» SHORT EXERCISE
Separate out the lines that hold "appropriate".

Start of MATERIAL SHOWN

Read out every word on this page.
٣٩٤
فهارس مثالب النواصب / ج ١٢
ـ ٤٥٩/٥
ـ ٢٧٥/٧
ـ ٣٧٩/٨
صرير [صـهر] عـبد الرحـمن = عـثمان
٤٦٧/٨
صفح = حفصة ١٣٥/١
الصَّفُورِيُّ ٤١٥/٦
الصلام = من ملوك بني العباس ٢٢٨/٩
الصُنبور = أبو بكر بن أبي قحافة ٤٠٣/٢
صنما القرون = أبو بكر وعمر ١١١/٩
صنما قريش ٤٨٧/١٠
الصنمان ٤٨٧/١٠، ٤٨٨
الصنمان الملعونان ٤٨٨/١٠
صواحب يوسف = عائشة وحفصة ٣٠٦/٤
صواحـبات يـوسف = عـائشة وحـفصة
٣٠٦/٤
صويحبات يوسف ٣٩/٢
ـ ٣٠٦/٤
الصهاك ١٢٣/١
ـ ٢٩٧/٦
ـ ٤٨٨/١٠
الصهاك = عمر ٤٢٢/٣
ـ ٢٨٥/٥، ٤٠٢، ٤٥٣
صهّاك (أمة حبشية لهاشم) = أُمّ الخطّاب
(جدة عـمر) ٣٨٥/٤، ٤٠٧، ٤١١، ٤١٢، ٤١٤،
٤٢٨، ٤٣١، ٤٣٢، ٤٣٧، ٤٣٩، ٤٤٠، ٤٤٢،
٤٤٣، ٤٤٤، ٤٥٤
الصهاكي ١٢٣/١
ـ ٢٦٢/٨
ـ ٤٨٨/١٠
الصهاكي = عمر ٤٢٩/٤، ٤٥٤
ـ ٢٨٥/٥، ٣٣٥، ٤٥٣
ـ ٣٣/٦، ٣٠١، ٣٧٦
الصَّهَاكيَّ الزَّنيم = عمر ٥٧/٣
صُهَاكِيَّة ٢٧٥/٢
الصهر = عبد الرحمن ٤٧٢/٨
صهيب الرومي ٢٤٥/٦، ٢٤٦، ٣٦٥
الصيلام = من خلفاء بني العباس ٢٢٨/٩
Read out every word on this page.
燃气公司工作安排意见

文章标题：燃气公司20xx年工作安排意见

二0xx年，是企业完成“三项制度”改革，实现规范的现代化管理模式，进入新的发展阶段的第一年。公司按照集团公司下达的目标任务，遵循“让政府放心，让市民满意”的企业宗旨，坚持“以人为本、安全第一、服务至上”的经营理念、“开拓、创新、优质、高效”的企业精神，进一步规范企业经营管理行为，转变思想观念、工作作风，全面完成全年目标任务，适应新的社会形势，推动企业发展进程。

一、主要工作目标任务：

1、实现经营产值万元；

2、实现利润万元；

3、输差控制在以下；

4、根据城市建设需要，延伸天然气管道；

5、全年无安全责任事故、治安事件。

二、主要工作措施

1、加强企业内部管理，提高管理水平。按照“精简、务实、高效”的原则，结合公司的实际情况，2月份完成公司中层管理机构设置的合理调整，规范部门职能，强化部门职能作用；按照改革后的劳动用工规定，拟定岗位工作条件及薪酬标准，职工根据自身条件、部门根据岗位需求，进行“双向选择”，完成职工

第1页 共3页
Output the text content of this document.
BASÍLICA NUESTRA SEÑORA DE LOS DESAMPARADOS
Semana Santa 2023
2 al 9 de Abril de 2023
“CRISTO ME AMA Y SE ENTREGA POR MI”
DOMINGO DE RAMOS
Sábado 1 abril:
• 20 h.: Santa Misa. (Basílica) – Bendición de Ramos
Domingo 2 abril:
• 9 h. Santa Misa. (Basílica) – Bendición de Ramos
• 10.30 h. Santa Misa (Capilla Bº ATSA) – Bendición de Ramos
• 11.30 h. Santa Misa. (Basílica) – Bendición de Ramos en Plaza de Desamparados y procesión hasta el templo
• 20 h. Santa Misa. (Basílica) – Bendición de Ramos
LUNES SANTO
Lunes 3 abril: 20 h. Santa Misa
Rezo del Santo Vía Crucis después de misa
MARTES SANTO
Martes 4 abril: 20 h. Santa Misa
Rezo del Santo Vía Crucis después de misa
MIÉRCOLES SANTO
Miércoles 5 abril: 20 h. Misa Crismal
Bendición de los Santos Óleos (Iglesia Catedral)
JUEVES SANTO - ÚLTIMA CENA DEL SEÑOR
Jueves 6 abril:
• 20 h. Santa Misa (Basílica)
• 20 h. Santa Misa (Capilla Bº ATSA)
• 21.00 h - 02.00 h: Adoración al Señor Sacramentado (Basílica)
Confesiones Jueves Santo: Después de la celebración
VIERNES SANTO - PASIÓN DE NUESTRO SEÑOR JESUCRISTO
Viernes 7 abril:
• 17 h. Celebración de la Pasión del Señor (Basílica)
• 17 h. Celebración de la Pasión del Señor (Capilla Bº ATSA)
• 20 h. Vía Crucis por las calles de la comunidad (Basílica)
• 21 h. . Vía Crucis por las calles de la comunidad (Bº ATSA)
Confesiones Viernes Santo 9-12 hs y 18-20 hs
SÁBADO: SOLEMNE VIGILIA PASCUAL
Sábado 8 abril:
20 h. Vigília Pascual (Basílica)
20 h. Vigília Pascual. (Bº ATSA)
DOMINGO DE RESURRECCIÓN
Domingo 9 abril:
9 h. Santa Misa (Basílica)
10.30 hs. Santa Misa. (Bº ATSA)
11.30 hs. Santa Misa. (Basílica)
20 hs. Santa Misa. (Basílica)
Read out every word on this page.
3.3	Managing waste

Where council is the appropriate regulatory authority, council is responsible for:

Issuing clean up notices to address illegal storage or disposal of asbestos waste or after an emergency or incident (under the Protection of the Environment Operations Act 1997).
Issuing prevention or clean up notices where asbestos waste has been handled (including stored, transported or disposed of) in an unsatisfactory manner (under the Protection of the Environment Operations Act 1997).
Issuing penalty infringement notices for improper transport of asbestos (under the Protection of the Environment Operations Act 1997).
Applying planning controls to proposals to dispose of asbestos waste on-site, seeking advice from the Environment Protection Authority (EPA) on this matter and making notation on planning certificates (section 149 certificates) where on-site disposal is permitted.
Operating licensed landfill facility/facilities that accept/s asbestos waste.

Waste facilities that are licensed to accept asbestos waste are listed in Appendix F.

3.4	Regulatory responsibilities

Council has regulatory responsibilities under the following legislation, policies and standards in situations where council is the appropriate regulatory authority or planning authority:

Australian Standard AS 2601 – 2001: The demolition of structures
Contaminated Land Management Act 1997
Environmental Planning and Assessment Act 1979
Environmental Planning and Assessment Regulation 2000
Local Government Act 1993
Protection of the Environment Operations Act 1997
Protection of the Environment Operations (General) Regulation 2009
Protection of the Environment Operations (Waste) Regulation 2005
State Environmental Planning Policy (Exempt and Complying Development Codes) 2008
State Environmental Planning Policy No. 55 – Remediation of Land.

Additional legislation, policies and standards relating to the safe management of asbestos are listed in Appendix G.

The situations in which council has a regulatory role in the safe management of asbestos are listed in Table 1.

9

End of MATERIAL SHOWN

» SOLUTION FOR THIS EXERCISE
Where council is the appropriate regulatory authority, council is responsible for:
Council has regulatory responsibilities under the following legislation, policies and standards in situations where council is the appropriate regulatory authority or planning authority:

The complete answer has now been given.